TASK TO CARRY OUT: Show all lines holding the string "Komitet".

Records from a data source
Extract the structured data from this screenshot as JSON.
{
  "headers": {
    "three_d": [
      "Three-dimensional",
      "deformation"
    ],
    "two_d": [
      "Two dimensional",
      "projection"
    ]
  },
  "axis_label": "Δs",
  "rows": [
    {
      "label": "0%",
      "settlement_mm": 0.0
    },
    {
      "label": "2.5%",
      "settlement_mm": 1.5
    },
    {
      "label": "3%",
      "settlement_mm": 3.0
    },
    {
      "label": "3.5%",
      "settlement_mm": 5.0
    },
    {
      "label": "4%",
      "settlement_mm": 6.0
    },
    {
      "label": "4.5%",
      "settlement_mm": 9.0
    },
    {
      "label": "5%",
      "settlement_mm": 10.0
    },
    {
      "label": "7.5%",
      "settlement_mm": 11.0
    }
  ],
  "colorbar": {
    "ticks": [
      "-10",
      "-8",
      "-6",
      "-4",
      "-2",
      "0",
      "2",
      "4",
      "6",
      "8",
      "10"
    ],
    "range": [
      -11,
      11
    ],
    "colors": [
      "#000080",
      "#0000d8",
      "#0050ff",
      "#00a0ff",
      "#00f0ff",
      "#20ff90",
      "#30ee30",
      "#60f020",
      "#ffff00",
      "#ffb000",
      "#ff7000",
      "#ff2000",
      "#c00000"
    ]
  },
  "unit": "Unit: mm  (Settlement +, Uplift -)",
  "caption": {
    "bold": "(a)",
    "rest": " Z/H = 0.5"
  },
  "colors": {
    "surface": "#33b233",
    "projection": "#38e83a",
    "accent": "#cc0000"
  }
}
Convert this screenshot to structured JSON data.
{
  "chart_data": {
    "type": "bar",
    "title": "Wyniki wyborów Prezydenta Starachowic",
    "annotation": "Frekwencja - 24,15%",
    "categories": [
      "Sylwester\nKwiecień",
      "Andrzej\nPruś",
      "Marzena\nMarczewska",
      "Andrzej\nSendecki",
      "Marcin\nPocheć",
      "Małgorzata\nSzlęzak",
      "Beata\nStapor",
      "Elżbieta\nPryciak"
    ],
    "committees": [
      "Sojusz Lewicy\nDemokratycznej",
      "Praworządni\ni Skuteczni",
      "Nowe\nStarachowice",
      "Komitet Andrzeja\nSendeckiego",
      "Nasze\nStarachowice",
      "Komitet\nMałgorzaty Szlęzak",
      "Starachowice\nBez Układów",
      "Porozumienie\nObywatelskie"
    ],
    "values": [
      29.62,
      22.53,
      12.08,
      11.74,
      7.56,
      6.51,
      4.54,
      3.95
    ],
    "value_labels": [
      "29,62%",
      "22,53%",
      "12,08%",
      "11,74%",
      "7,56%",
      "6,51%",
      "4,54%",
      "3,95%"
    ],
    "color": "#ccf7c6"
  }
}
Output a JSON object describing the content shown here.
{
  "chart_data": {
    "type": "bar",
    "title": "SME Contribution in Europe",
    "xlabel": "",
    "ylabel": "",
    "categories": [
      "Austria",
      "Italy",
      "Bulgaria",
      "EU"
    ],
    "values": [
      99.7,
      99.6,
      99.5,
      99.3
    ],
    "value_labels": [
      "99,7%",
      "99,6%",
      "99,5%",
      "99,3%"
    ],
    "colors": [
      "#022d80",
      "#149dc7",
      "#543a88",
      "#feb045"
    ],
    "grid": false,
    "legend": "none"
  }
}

REPLY:
      "Komitet Andrzeja\nSendeckiego",
      "Komitet\nMałgorzaty Szlęzak",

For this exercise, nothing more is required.